HCMC Dining Guide

Wednesday, April 20, 2011

"What's a condom?"

Arguably the most entertaining moments of teaching come when someone, either the teacher or a student, says something highly inappropriate. Usually, such occurrences are accidental; for example one of my fellow teachers was telling a story about a friend that got stuck in a riptide, and had to swim back to shore "doggy style," instead of doggy-paddle. Or, they may be a statement made by an innocent Vietnamese child that becomes much more in our twisted Western heads, such as when a student in another friend's class proclaimed, "Teacher! I can't scissor my sheep!" during an activity that involved cutting animal pictures out of a book.

The other day, though, such crassness was completely intentional in one of my classes. Unsurprisingly, it was in my weekday afternoon class with just four students. I've written about this class a few times, but allow me to recap: there are two girls and two boys, one of the girls is very good at English, but pretty innocent, while the two boys, Lucas and Bill, are brilliant and evil. Bill, in particular, has no control over what he blurts out, so I shouldn't have been surprised when he yelled out, "Mike, what's a condom?!"

Actually, let me backtrack a bit. I was talking to Lucas about movies, specifically epic action movies, and he mentioned "Troy". This led to a discussion about the Trojan horse, which prompted Bill to interject with "TROJAN CONDOMS!! HAHAHAHAHHA!" I stared at him, taken somewhat aback, and asked where he had heard of such an item. "In a movie." Oh, right, Western movies are such a great influence on kids!

After that came the, "Mike, what's a condom?" question, which I tried to avoid at first. "Just ask your parents, that's not appropriate for me to answer in class." (I should mention that Bill is 9. The other three are 11.) Sadly, Bill can't take no for answer, so for the next half hour I was repeatedly interrupted by yelps of "MIKE, WHAT'S A CONDOM!!!! Is it a glove?" (If you're reading this out loud, pronounce "condom" the British way - the second "o" sounds like the "o" in Tom, not a "u".) I kept refusing to answer him, although I did say that it's a bit like a glove, but not for your hands. Eventually, Annie, one of the girls, asked me too, mostly because she wanted Bill to shut up. So, I finally relented and went with this definition: "Well, it's something a guy puts on his penis (Lucas: "OHHHH GROSS!!!!!"), to prevent the girl from getting pregnant. It's a form of birth control."

10 seconds of silence, followed by: "Mike, what's birth control?!"
"Umm, it's basically a way to decide whether or not a woman gets pregnant."
"So how is a condom birth control?"
"OK, there's no way I'm going into that much detail, if you can't figure it out yourself, ask your parents."

Lucas then cut in with "Mr. Mike, I know what birth control is, 'cause I'm a man, like you."
"Great Lucas, then explain to Bill what birth control is."
"It's when the little things inside of a man..uhh...I don't remember what they're called."
Me - "Sperm."
Lucas: "Yea! Sperm. They go inside the woman and into her egg, and they control it to turn it into a baby."
Me- "Ummm, no, that's actually the complete opposite of birth control."

• **DATA LINES**
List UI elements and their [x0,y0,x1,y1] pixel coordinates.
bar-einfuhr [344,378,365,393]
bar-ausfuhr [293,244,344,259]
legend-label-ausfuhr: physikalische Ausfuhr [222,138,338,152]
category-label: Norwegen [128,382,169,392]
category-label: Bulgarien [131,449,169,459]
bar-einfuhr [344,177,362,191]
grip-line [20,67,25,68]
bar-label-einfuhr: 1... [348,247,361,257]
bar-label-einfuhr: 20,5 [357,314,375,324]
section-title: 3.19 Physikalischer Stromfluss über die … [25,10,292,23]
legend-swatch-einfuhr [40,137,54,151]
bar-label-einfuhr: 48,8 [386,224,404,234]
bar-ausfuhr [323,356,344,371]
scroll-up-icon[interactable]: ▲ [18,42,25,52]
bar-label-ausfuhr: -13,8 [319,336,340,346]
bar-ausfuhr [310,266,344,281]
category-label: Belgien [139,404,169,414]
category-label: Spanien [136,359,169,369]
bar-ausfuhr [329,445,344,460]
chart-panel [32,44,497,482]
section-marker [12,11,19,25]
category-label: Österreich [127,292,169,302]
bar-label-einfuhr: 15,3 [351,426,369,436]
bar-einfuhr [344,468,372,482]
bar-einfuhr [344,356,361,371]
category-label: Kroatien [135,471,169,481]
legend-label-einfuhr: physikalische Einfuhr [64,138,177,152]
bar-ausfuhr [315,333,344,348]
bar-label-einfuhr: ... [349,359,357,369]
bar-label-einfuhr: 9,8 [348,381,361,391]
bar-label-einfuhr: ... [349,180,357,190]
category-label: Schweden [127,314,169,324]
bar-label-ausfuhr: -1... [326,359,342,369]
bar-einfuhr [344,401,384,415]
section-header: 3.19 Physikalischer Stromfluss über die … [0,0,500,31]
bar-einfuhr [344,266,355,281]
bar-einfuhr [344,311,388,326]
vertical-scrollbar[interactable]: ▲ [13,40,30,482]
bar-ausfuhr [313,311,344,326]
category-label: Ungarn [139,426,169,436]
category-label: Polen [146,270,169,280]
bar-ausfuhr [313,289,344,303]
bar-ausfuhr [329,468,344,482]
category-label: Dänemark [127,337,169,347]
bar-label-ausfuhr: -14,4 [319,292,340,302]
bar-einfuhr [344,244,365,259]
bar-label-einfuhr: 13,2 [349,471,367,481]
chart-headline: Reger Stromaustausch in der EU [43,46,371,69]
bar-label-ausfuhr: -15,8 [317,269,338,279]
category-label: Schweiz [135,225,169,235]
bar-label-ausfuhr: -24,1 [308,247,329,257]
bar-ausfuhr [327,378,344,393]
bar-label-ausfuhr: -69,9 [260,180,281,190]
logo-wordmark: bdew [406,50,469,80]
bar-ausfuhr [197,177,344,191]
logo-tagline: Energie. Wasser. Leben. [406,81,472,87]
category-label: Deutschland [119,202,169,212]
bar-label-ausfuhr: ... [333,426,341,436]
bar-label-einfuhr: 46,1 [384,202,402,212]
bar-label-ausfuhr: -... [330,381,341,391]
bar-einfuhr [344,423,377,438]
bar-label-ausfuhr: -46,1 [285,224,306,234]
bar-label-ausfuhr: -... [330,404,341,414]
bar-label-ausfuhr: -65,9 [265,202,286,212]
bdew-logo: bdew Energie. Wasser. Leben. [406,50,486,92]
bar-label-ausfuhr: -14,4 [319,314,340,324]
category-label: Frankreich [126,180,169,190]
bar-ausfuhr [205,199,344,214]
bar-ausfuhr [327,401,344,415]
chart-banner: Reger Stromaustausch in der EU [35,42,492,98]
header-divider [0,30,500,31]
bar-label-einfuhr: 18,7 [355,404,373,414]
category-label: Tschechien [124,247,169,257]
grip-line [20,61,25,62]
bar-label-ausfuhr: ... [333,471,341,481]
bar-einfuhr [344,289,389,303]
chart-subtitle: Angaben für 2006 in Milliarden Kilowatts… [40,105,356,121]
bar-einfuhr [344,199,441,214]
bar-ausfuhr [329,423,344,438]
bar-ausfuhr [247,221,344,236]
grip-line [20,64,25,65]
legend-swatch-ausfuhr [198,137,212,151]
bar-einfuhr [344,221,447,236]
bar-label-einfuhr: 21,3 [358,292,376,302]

• **TASKS TO CARRY OUT**
#1 In the classroom blog post, how old is Bill?
#2 Summarize the classroom blog post in two sentences.
#3 Extend the classroom blog post, starting right after the teacher's reply to Lucas.

• **ANSWERS TO THE PROBLEMS**
#1 Bill is 9.

#2 A teacher describes how Bill, a 9-year-old in a small afternoon class, kept loudly asking "What's a condom?" after a talk about the movie "Troy" led him to shout about Trojan condoms. The teacher finally gave a brief definition, which led to questions about birth control and to Lucas's confident explanation, which the teacher said was the complete opposite of birth control.

#3
Bill wasn't satisfied by any of this, so he kept asking what birth control is, and how a condom is a form of it. He always brings a dictionary to class, so I told him to look up "condom". Unfortunately, his dictionary had the most useless definition possible: condom (n) - A contraceptive sheath.

"Bill, do you know what either of those words mean?"
"Well, a contraceptive is something that prevents a woman from getting pregnant."
(Here's where things get really good):
"But how does a condom do that?"
"I'm not explaining that! Stop asking me!"
"Ah! Mike, wear one to class tomorrow, and I'll see what it looks like."
To which I reacted with a look of utter horror and revulsion, and replied - "God no! Bill you have no idea how disgusting and inappropriate that would be, don't even say that again! And seriously, stop shouting about condoms, you're going to get in trouble with someone. After the break, I don't want to hear the word again."
Bill, finally understanding that this wasn't a conversation to have in the classroom, relented, with a reluctant "OK."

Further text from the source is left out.